* start Record excerpts *
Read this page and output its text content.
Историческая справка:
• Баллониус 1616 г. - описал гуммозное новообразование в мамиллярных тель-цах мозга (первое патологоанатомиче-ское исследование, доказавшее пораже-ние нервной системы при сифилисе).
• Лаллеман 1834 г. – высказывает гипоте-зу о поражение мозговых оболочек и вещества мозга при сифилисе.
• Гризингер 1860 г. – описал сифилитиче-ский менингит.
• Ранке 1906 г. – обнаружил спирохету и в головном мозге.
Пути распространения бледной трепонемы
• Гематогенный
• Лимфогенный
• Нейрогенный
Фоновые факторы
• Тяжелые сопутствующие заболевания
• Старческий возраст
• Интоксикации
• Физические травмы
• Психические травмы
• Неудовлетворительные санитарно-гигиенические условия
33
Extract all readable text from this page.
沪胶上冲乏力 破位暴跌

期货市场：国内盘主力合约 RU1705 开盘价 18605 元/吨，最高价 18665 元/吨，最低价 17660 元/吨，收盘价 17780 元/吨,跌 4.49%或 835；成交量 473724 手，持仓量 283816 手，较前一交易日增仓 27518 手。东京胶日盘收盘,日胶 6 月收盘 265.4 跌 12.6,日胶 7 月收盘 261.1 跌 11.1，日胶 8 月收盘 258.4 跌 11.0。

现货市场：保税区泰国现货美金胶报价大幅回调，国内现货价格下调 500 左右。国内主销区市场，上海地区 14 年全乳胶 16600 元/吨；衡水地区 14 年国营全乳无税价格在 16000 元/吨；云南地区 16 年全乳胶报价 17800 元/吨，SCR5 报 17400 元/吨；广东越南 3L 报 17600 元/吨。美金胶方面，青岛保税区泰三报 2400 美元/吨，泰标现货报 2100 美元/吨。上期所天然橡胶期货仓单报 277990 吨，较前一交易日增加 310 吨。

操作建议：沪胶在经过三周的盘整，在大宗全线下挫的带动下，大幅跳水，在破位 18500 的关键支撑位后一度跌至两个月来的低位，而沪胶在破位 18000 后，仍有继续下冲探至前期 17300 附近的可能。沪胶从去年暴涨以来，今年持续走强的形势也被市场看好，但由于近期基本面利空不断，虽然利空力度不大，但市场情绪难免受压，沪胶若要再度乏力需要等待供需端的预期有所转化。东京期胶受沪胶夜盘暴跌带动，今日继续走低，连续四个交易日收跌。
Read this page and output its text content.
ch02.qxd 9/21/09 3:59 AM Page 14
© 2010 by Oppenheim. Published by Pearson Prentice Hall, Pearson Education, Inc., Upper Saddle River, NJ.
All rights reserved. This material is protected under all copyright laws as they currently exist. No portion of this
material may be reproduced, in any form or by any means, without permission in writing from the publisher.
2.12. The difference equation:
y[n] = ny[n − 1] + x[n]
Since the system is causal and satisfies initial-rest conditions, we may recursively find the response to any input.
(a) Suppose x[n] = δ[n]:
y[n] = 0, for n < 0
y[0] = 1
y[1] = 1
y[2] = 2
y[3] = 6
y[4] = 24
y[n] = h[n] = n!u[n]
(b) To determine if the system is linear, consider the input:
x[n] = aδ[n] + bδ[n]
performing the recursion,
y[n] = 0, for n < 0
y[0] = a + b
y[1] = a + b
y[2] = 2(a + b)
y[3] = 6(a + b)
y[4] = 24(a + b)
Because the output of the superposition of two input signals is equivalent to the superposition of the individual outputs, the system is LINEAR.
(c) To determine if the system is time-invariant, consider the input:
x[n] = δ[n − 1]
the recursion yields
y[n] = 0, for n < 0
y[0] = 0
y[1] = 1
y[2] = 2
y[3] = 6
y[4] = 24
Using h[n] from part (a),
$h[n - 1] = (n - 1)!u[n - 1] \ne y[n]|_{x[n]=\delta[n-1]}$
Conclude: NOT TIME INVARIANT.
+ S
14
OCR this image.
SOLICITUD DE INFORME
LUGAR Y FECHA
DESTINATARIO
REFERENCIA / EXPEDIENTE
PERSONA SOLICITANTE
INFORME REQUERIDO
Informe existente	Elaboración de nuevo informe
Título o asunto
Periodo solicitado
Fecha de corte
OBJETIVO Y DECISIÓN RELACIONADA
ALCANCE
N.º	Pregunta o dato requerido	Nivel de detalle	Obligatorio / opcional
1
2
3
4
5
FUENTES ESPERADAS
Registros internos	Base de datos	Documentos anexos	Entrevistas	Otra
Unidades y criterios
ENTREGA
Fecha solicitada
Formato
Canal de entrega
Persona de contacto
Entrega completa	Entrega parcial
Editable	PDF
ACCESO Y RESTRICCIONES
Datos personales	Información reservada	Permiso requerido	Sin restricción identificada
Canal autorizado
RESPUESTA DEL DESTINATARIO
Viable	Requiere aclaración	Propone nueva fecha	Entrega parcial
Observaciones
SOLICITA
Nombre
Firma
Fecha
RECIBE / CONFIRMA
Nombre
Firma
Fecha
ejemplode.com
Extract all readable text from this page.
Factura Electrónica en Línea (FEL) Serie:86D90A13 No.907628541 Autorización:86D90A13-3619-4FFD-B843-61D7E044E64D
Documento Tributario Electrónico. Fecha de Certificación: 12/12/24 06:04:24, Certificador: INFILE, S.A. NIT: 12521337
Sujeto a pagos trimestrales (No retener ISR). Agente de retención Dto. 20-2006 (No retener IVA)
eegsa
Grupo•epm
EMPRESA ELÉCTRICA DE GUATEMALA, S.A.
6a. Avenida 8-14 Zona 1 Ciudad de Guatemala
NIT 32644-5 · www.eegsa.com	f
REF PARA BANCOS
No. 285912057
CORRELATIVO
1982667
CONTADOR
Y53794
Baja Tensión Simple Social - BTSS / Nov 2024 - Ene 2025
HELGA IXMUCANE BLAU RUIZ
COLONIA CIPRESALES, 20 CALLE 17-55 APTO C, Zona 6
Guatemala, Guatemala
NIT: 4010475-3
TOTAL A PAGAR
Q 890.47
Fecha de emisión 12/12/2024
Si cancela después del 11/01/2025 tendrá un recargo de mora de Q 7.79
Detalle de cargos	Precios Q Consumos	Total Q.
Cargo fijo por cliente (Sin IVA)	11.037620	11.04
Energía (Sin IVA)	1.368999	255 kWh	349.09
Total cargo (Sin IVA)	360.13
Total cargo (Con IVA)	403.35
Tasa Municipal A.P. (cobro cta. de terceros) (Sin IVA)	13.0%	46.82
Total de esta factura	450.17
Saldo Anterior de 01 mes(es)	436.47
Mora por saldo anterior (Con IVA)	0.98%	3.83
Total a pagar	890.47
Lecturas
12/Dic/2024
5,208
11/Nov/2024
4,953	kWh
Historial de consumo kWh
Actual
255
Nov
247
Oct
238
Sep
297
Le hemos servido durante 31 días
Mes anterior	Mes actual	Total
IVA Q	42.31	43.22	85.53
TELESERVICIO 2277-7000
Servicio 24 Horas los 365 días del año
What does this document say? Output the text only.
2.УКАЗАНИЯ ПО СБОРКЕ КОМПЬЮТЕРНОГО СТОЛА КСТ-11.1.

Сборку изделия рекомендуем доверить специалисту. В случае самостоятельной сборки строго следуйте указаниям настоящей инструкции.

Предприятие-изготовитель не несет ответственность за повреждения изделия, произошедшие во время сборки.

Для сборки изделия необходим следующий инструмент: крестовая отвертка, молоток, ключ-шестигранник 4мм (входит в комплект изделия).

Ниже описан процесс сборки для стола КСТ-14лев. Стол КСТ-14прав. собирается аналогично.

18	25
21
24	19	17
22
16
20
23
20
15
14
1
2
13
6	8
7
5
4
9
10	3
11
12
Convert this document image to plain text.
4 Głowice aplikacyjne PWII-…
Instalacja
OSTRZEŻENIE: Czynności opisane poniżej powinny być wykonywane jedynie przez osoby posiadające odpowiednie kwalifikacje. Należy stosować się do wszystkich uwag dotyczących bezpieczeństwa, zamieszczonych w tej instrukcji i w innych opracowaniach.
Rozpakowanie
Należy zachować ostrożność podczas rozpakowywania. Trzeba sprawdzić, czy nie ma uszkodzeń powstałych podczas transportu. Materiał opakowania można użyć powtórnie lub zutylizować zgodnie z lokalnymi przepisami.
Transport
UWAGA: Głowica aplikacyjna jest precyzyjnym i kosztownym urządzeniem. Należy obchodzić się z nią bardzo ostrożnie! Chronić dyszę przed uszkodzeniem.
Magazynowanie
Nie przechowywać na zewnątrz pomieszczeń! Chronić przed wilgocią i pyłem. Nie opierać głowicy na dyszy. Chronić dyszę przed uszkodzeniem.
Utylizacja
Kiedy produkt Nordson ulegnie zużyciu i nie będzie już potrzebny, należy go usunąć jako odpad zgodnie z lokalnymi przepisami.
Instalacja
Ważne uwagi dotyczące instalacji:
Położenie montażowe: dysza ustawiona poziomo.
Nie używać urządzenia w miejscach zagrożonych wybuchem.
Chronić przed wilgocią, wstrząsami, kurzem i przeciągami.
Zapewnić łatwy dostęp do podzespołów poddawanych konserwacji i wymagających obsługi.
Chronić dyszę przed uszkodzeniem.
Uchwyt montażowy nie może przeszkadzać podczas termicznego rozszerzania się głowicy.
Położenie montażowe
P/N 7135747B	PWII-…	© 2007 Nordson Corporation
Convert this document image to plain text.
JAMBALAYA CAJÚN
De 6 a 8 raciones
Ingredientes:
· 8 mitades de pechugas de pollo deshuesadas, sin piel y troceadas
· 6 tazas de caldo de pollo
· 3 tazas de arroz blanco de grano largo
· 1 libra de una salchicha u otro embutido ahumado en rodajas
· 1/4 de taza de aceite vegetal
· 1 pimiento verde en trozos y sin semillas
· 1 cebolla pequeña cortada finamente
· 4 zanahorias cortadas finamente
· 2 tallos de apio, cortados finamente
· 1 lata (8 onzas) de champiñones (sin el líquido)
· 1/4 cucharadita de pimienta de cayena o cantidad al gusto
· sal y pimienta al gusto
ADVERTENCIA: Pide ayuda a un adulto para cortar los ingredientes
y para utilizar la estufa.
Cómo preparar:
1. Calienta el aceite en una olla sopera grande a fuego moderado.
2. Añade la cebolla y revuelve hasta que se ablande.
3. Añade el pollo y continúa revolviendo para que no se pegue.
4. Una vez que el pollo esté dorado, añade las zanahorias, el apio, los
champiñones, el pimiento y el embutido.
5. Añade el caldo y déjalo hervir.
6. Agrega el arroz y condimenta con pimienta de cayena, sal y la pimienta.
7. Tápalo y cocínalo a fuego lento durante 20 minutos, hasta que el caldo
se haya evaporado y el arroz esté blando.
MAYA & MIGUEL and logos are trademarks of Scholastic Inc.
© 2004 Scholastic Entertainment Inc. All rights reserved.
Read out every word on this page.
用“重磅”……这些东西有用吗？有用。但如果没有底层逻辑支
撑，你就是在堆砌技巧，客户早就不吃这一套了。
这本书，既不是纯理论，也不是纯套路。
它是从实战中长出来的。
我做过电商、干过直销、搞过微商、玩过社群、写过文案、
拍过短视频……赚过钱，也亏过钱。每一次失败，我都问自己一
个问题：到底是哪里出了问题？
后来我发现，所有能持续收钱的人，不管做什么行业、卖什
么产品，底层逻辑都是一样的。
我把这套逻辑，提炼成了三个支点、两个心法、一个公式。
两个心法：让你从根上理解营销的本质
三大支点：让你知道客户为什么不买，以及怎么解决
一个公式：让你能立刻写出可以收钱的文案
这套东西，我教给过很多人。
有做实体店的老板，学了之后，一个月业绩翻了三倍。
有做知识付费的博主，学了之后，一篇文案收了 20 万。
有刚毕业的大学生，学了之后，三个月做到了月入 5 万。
* end Record excerpts *
◆ The problem
Check each line above for the string "Położenie" and show the ones that have it.

◆ Task answer
Położenie montażowe: dysza ustawiona poziomo.
Położenie montażowe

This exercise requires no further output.